- _Aim_
Restate the data exactly as given and keep the pictures out.

- _Stored data_
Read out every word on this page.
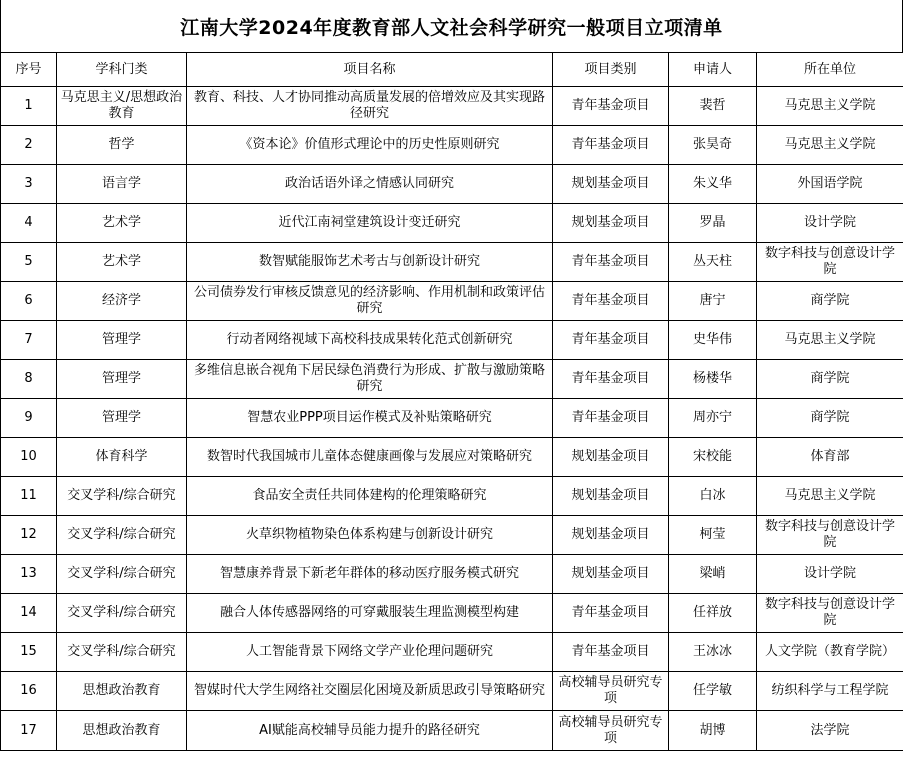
江南大学2024年度教育部人文社会科学研究一般项目立项清单
序号	学科门类	项目名称	项目类别	申请人	所在单位
1	马克思主义/思想政治教育	教育、科技、人才协同推动高质量发展的倍增效应及其实现路径研究	青年基金项目	裴哲	马克思主义学院
2	哲学	《资本论》价值形式理论中的历史性原则研究	青年基金项目	张昊奇	马克思主义学院
3	语言学	政治话语外译之情感认同研究	规划基金项目	朱义华	外国语学院
4	艺术学	近代江南祠堂建筑设计变迁研究	规划基金项目	罗晶	设计学院
5	艺术学	数智赋能服饰艺术考古与创新设计研究	青年基金项目	丛天柱	数字科技与创意设计学院
6	经济学	公司债券发行审核反馈意见的经济影响、作用机制和政策评估研究	青年基金项目	唐宁	商学院
7	管理学	行动者网络视域下高校科技成果转化范式创新研究	青年基金项目	史华伟	马克思主义学院
8	管理学	多维信息嵌合视角下居民绿色消费行为形成、扩散与激励策略研究	青年基金项目	杨楼华	商学院
9	管理学	智慧农业PPP项目运作模式及补贴策略研究	青年基金项目	周亦宁	商学院
10	体育科学	数智时代我国城市儿童体态健康画像与发展应对策略研究	规划基金项目	宋校能	体育部
11	交叉学科/综合研究	食品安全责任共同体建构的伦理策略研究	规划基金项目	白冰	马克思主义学院
12	交叉学科/综合研究	火草织物植物染色体系构建与创新设计研究	规划基金项目	柯莹	数字科技与创意设计学院
13	交叉学科/综合研究	智慧康养背景下新老年群体的移动医疗服务模式研究	规划基金项目	梁峭	设计学院
14	交叉学科/综合研究	融合人体传感器网络的可穿戴服装生理监测模型构建	青年基金项目	任祥放	数字科技与创意设计学院
15	交叉学科/综合研究	人工智能背景下网络文学产业伦理问题研究	青年基金项目	王冰冰	人文学院（教育学院）
16	思想政治教育	智媒时代大学生网络社交圈层化困境及新质思政引导策略研究	高校辅导员研究专项	任学敏	纺织科学与工程学院
17	思想政治教育	AI赋能高校辅导员能力提升的路径研究	高校辅导员研究专项	胡博	法学院
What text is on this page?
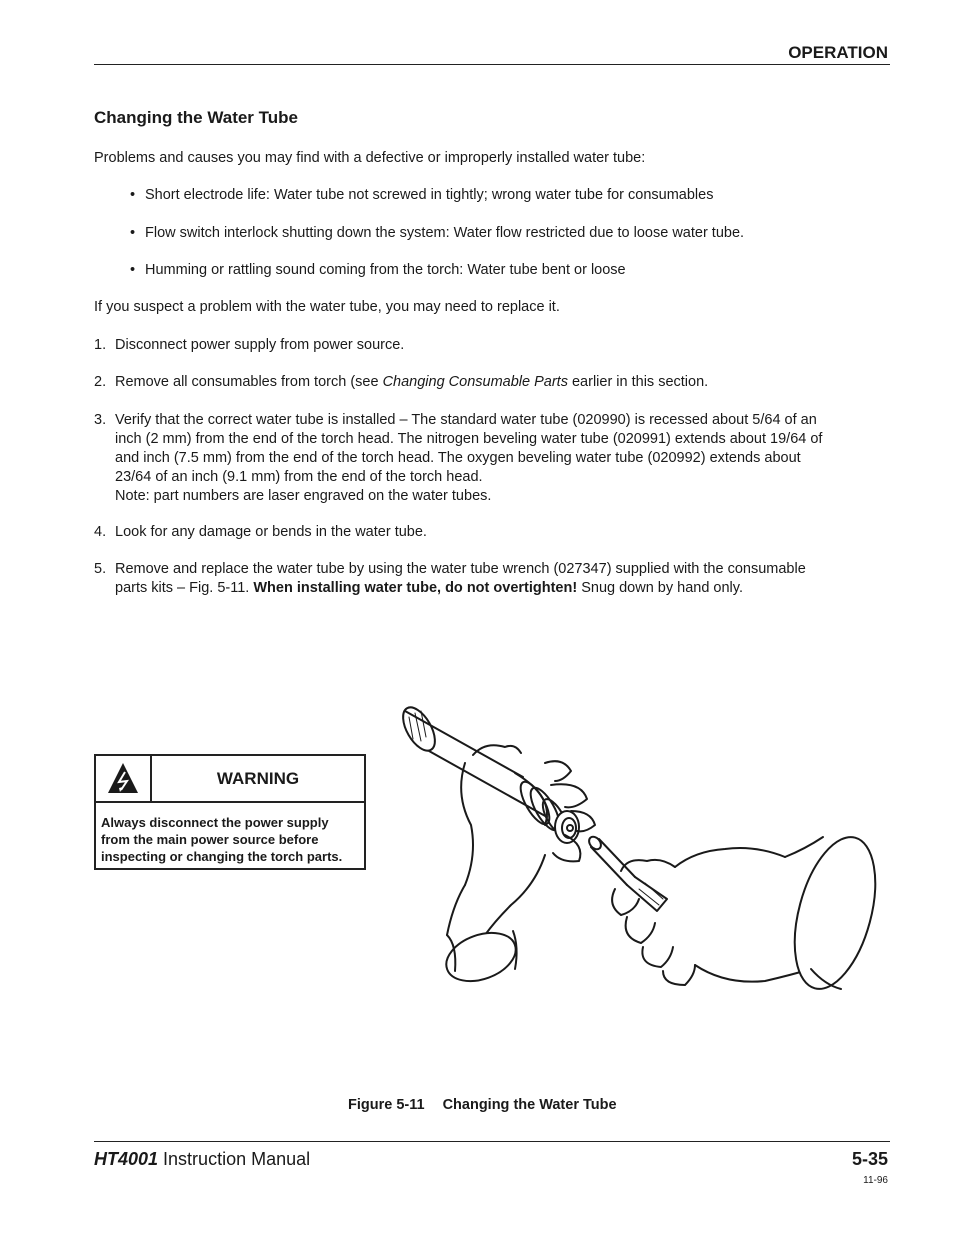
OPERATION
Changing the Water Tube
Problems and causes you may find with a defective or improperly installed water tube:
• Short electrode life: Water tube not screwed in tightly; wrong water tube for consumables
• Flow switch interlock shutting down the system: Water flow restricted due to loose water tube.
• Humming or rattling sound coming from the torch: Water tube bent or loose
If you suspect a problem with the water tube, you may need to replace it.
1. Disconnect power supply from power source.
2. Remove all consumables from torch (see Changing Consumable Parts earlier in this section.
3. Verify that the correct water tube is installed – The standard water tube (020990) is recessed about 5/64 of an
inch (2 mm) from the end of the torch head. The nitrogen beveling water tube (020991) extends about 19/64 of
and inch (7.5 mm) from the end of the torch head. The oxygen beveling water tube (020992) extends about
23/64 of an inch (9.1 mm) from the end of the torch head.
Note: part numbers are laser engraved on the water tubes.
4. Look for any damage or bends in the water tube.
5. Remove and replace the water tube by using the water tube wrench (027347) supplied with the consumable
parts kits – Fig. 5-11. When installing water tube, do not overtighten! Snug down by hand only.
WARNING
Always disconnect the power supply
from the main power source before
inspecting or changing the torch parts.
Figure 5-11 Changing the Water Tube
HT4001 Instruction Manual	5-35
11-96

- _Solution for this exercise_
Read out every word on this page.
江南大学2024年度教育部人文社会科学研究一般项目立项清单
序号	学科门类	项目名称	项目类别	申请人	所在单位
1	马克思主义/思想政治教育	教育、科技、人才协同推动高质量发展的倍增效应及其实现路径研究	青年基金项目	裴哲	马克思主义学院
2	哲学	《资本论》价值形式理论中的历史性原则研究	青年基金项目	张昊奇	马克思主义学院
3	语言学	政治话语外译之情感认同研究	规划基金项目	朱义华	外国语学院
4	艺术学	近代江南祠堂建筑设计变迁研究	规划基金项目	罗晶	设计学院
5	艺术学	数智赋能服饰艺术考古与创新设计研究	青年基金项目	丛天柱	数字科技与创意设计学院
6	经济学	公司债券发行审核反馈意见的经济影响、作用机制和政策评估研究	青年基金项目	唐宁	商学院
7	管理学	行动者网络视域下高校科技成果转化范式创新研究	青年基金项目	史华伟	马克思主义学院
8	管理学	多维信息嵌合视角下居民绿色消费行为形成、扩散与激励策略研究	青年基金项目	杨楼华	商学院
9	管理学	智慧农业PPP项目运作模式及补贴策略研究	青年基金项目	周亦宁	商学院
10	体育科学	数智时代我国城市儿童体态健康画像与发展应对策略研究	规划基金项目	宋校能	体育部
11	交叉学科/综合研究	食品安全责任共同体建构的伦理策略研究	规划基金项目	白冰	马克思主义学院
12	交叉学科/综合研究	火草织物植物染色体系构建与创新设计研究	规划基金项目	柯莹	数字科技与创意设计学院
13	交叉学科/综合研究	智慧康养背景下新老年群体的移动医疗服务模式研究	规划基金项目	梁峭	设计学院
14	交叉学科/综合研究	融合人体传感器网络的可穿戴服装生理监测模型构建	青年基金项目	任祥放	数字科技与创意设计学院
15	交叉学科/综合研究	人工智能背景下网络文学产业伦理问题研究	青年基金项目	王冰冰	人文学院（教育学院）
16	思想政治教育	智媒时代大学生网络社交圈层化困境及新质思政引导策略研究	高校辅导员研究专项	任学敏	纺织科学与工程学院
17	思想政治教育	AI赋能高校辅导员能力提升的路径研究	高校辅导员研究专项	胡博	法学院
What text is on this page?
OPERATION
Changing the Water Tube
Problems and causes you may find with a defective or improperly installed water tube:
• Short electrode life: Water tube not screwed in tightly; wrong water tube for consumables
• Flow switch interlock shutting down the system: Water flow restricted due to loose water tube.
• Humming or rattling sound coming from the torch: Water tube bent or loose
If you suspect a problem with the water tube, you may need to replace it.
1. Disconnect power supply from power source.
2. Remove all consumables from torch (see Changing Consumable Parts earlier in this section.
3. Verify that the correct water tube is installed – The standard water tube (020990) is recessed about 5/64 of an
inch (2 mm) from the end of the torch head. The nitrogen beveling water tube (020991) extends about 19/64 of
and inch (7.5 mm) from the end of the torch head. The oxygen beveling water tube (020992) extends about
23/64 of an inch (9.1 mm) from the end of the torch head.
Note: part numbers are laser engraved on the water tubes.
4. Look for any damage or bends in the water tube.
5. Remove and replace the water tube by using the water tube wrench (027347) supplied with the consumable
parts kits – Fig. 5-11. When installing water tube, do not overtighten! Snug down by hand only.
WARNING
Always disconnect the power supply
from the main power source before
inspecting or changing the torch parts.
Figure 5-11 Changing the Water Tube
HT4001 Instruction Manual	5-35
11-96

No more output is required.